— start of Given records —
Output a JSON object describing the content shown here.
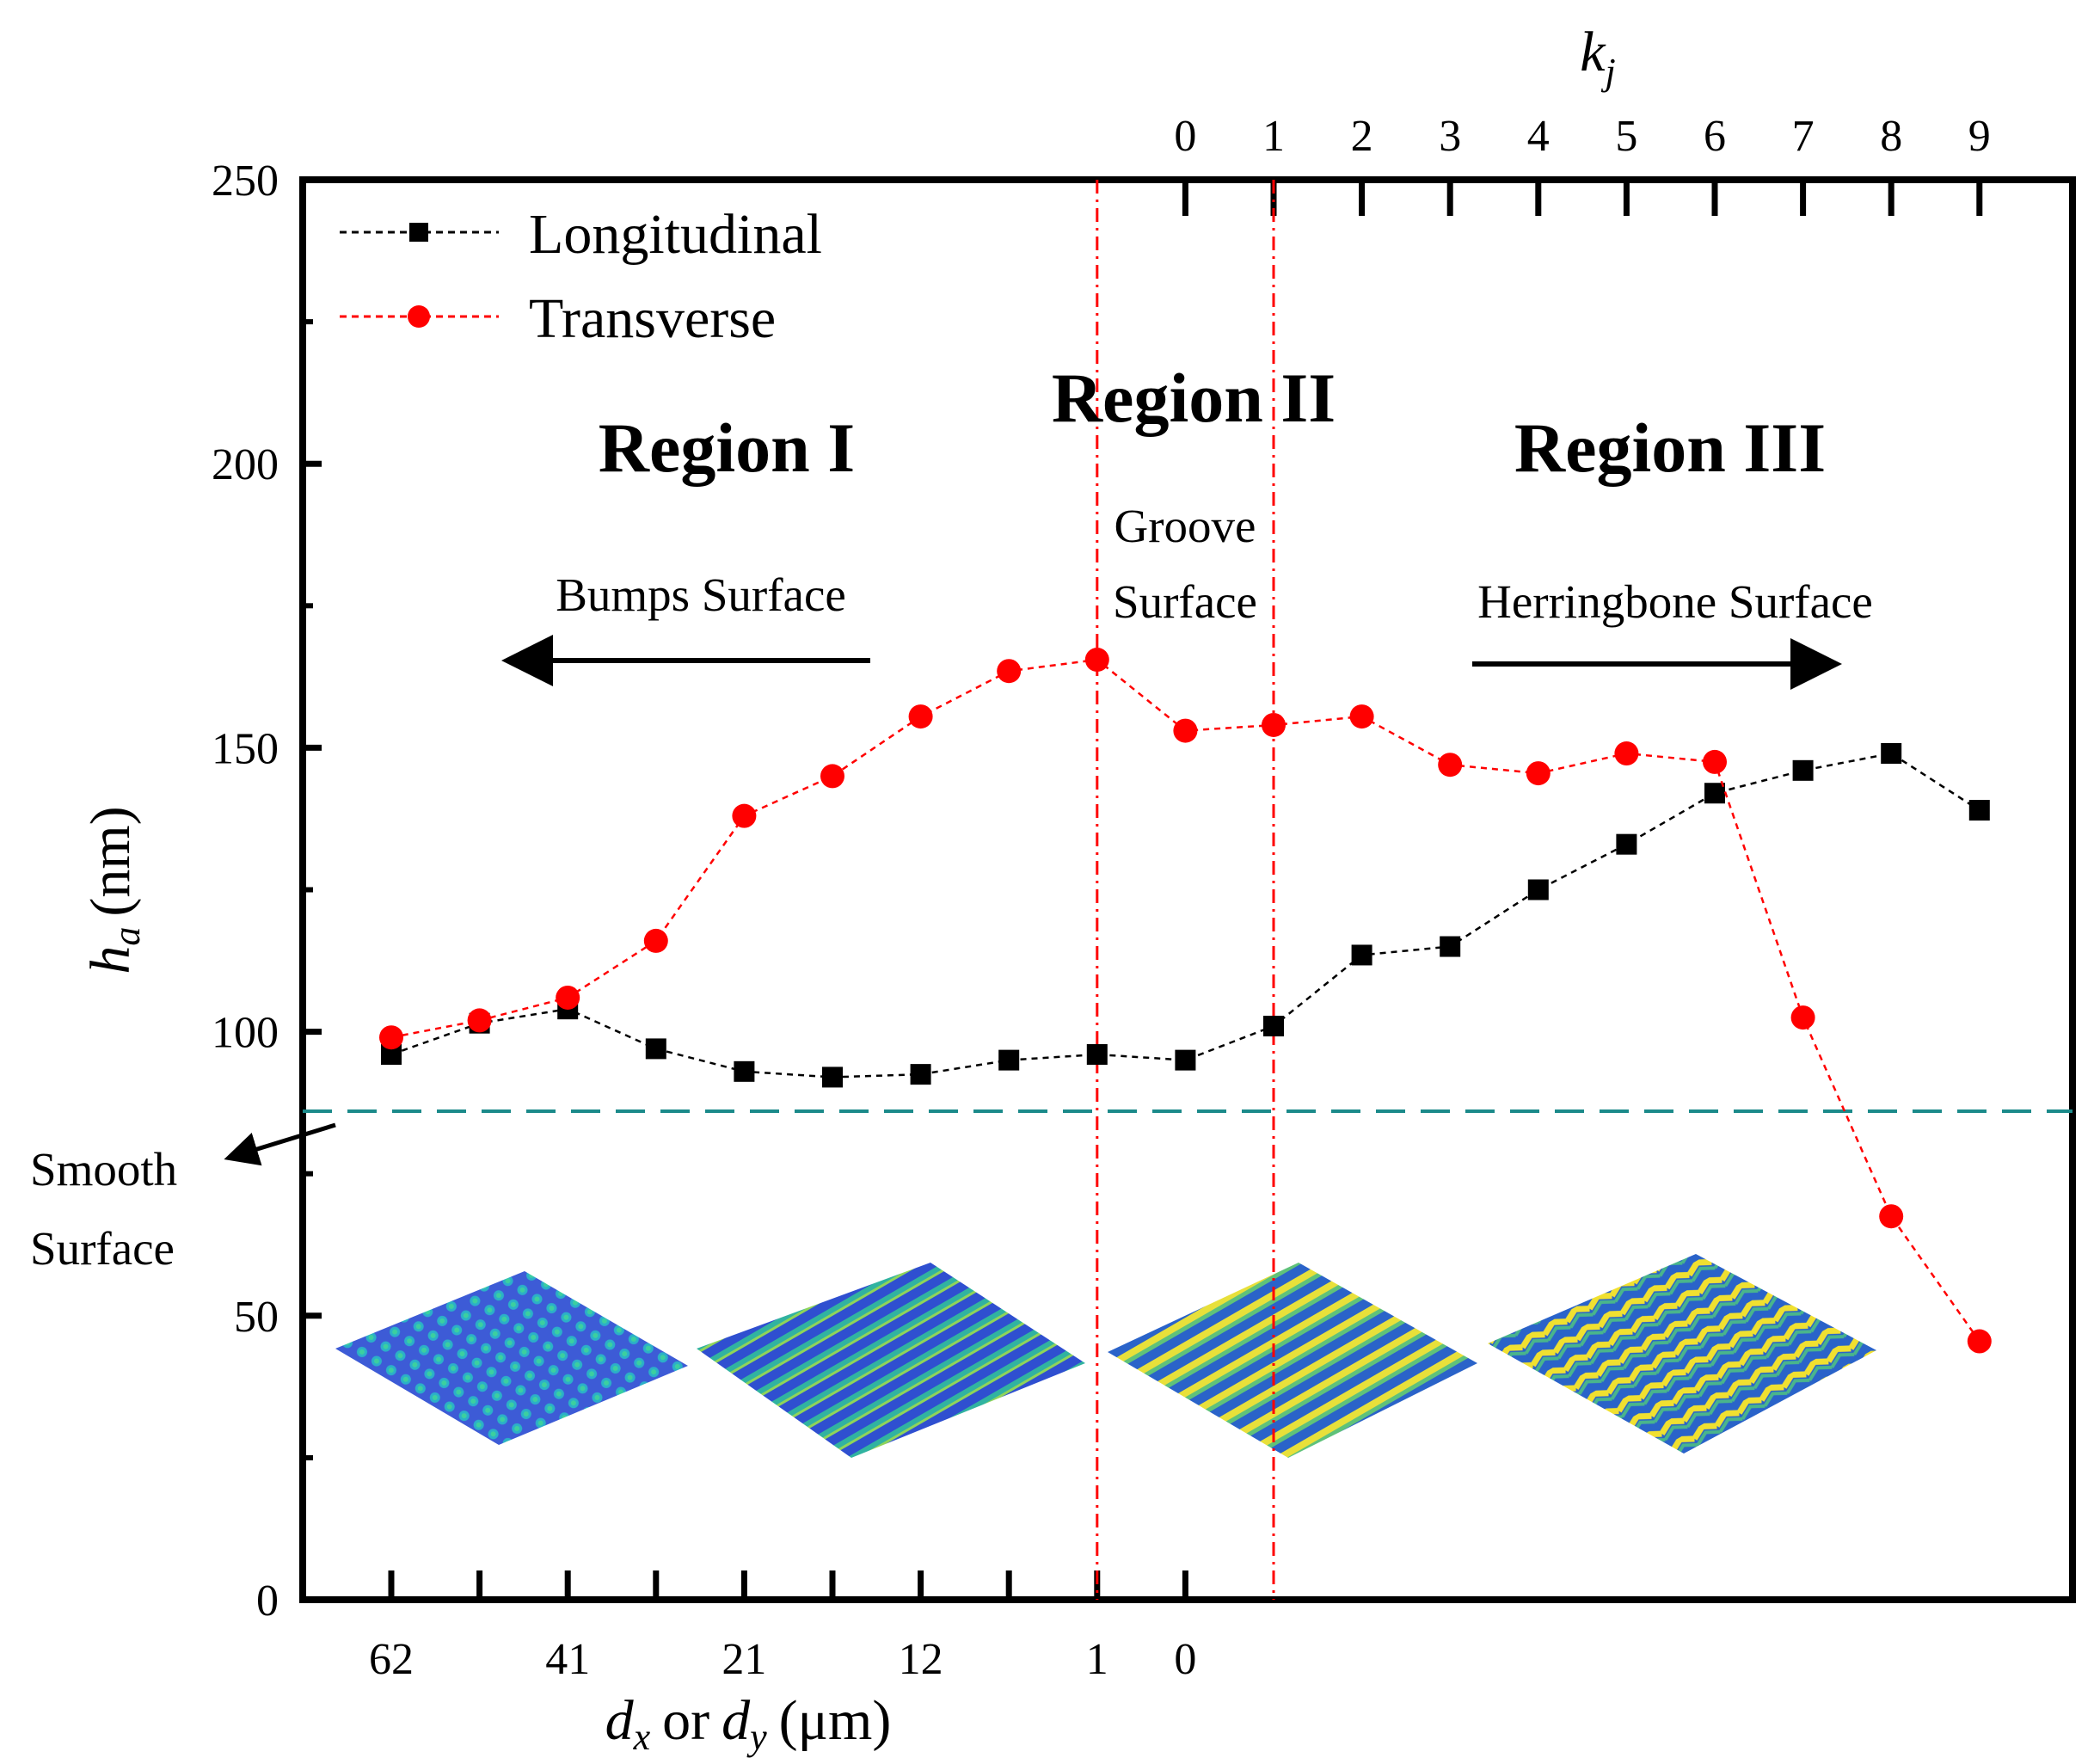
{
  "chart_data": {
    "type": "line",
    "title": "",
    "ylabel": "h",
    "ylabel_sub": "a",
    "ylabel_unit": "(nm)",
    "xlabel": {
      "d1": "d",
      "d1_sub": "x",
      "or": "or",
      "d2": "d",
      "d2_sub": "y",
      "unit": "(μm)"
    },
    "top_axis_label": {
      "main": "k",
      "sub": "j"
    },
    "ylim": [
      0,
      250
    ],
    "yticks": [
      0,
      50,
      100,
      150,
      200,
      250
    ],
    "x_positions": 19,
    "bottom_tick_labels": [
      {
        "pos": 1,
        "text": "62"
      },
      {
        "pos": 3,
        "text": "41"
      },
      {
        "pos": 5,
        "text": "21"
      },
      {
        "pos": 7,
        "text": "12"
      },
      {
        "pos": 9,
        "text": "1"
      },
      {
        "pos": 10,
        "text": "0"
      }
    ],
    "top_tick_labels": [
      {
        "pos": 10,
        "text": "0"
      },
      {
        "pos": 11,
        "text": "1"
      },
      {
        "pos": 12,
        "text": "2"
      },
      {
        "pos": 13,
        "text": "3"
      },
      {
        "pos": 14,
        "text": "4"
      },
      {
        "pos": 15,
        "text": "5"
      },
      {
        "pos": 16,
        "text": "6"
      },
      {
        "pos": 17,
        "text": "7"
      },
      {
        "pos": 18,
        "text": "8"
      },
      {
        "pos": 19,
        "text": "9"
      }
    ],
    "series": [
      {
        "name": "Longitudinal",
        "color": "#000000",
        "marker": "square",
        "x": [
          1,
          2,
          3,
          4,
          5,
          6,
          7,
          8,
          9,
          10,
          11,
          12,
          13,
          14,
          15,
          16,
          17,
          18,
          19
        ],
        "values": [
          96,
          101.5,
          104,
          97,
          93,
          92,
          92.5,
          95,
          96,
          95,
          101,
          113.5,
          115,
          125,
          133,
          142,
          146,
          149,
          139
        ]
      },
      {
        "name": "Transverse",
        "color": "#ff0000",
        "marker": "circle",
        "x": [
          1,
          2,
          3,
          4,
          5,
          6,
          7,
          8,
          9,
          10,
          11,
          12,
          13,
          14,
          15,
          16,
          17,
          18,
          19
        ],
        "values": [
          99,
          102,
          106,
          116,
          138,
          145,
          155.5,
          163.5,
          165.5,
          153,
          154,
          155.5,
          147,
          145.5,
          149,
          147.5,
          102.5,
          67.5,
          45.5
        ]
      }
    ],
    "vertical_lines": [
      {
        "x": 9,
        "color": "#ff0000",
        "style": "dash-dot"
      },
      {
        "x": 11,
        "color": "#ff0000",
        "style": "dash-dot"
      }
    ],
    "reference_line": {
      "y": 86,
      "color": "#1b8a8a",
      "style": "dashed",
      "label_line1": "Smooth",
      "label_line2": "Surface"
    },
    "regions": [
      {
        "label": "Region I",
        "surface": "Bumps Surface",
        "arrow": "left"
      },
      {
        "label": "Region II",
        "surface_line1": "Groove",
        "surface_line2": "Surface"
      },
      {
        "label": "Region III",
        "surface": "Herringbone Surface",
        "arrow": "right"
      }
    ],
    "legend": "top-left",
    "grid": false
  }
}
— end of Given records —
[Aim]
Every record above must be given again exactly; drop the pictures.

[Written answer]
Output a JSON object describing the content shown here.
{
  "chart_data": {
    "type": "line",
    "title": "",
    "ylabel": "h",
    "ylabel_sub": "a",
    "ylabel_unit": "(nm)",
    "xlabel": {
      "d1": "d",
      "d1_sub": "x",
      "or": "or",
      "d2": "d",
      "d2_sub": "y",
      "unit": "(μm)"
    },
    "top_axis_label": {
      "main": "k",
      "sub": "j"
    },
    "ylim": [
      0,
      250
    ],
    "yticks": [
      0,
      50,
      100,
      150,
      200,
      250
    ],
    "x_positions": 19,
    "bottom_tick_labels": [
      {
        "pos": 1,
        "text": "62"
      },
      {
        "pos": 3,
        "text": "41"
      },
      {
        "pos": 5,
        "text": "21"
      },
      {
        "pos": 7,
        "text": "12"
      },
      {
        "pos": 9,
        "text": "1"
      },
      {
        "pos": 10,
        "text": "0"
      }
    ],
    "top_tick_labels": [
      {
        "pos": 10,
        "text": "0"
      },
      {
        "pos": 11,
        "text": "1"
      },
      {
        "pos": 12,
        "text": "2"
      },
      {
        "pos": 13,
        "text": "3"
      },
      {
        "pos": 14,
        "text": "4"
      },
      {
        "pos": 15,
        "text": "5"
      },
      {
        "pos": 16,
        "text": "6"
      },
      {
        "pos": 17,
        "text": "7"
      },
      {
        "pos": 18,
        "text": "8"
      },
      {
        "pos": 19,
        "text": "9"
      }
    ],
    "series": [
      {
        "name": "Longitudinal",
        "color": "#000000",
        "marker": "square",
        "x": [
          1,
          2,
          3,
          4,
          5,
          6,
          7,
          8,
          9,
          10,
          11,
          12,
          13,
          14,
          15,
          16,
          17,
          18,
          19
        ],
        "values": [
          96,
          101.5,
          104,
          97,
          93,
          92,
          92.5,
          95,
          96,
          95,
          101,
          113.5,
          115,
          125,
          133,
          142,
          146,
          149,
          139
        ]
      },
      {
        "name": "Transverse",
        "color": "#ff0000",
        "marker": "circle",
        "x": [
          1,
          2,
          3,
          4,
          5,
          6,
          7,
          8,
          9,
          10,
          11,
          12,
          13,
          14,
          15,
          16,
          17,
          18,
          19
        ],
        "values": [
          99,
          102,
          106,
          116,
          138,
          145,
          155.5,
          163.5,
          165.5,
          153,
          154,
          155.5,
          147,
          145.5,
          149,
          147.5,
          102.5,
          67.5,
          45.5
        ]
      }
    ],
    "vertical_lines": [
      {
        "x": 9,
        "color": "#ff0000",
        "style": "dash-dot"
      },
      {
        "x": 11,
        "color": "#ff0000",
        "style": "dash-dot"
      }
    ],
    "reference_line": {
      "y": 86,
      "color": "#1b8a8a",
      "style": "dashed",
      "label_line1": "Smooth",
      "label_line2": "Surface"
    },
    "regions": [
      {
        "label": "Region I",
        "surface": "Bumps Surface",
        "arrow": "left"
      },
      {
        "label": "Region II",
        "surface_line1": "Groove",
        "surface_line2": "Surface"
      },
      {
        "label": "Region III",
        "surface": "Herringbone Surface",
        "arrow": "right"
      }
    ],
    "legend": "top-left",
    "grid": false
  }
}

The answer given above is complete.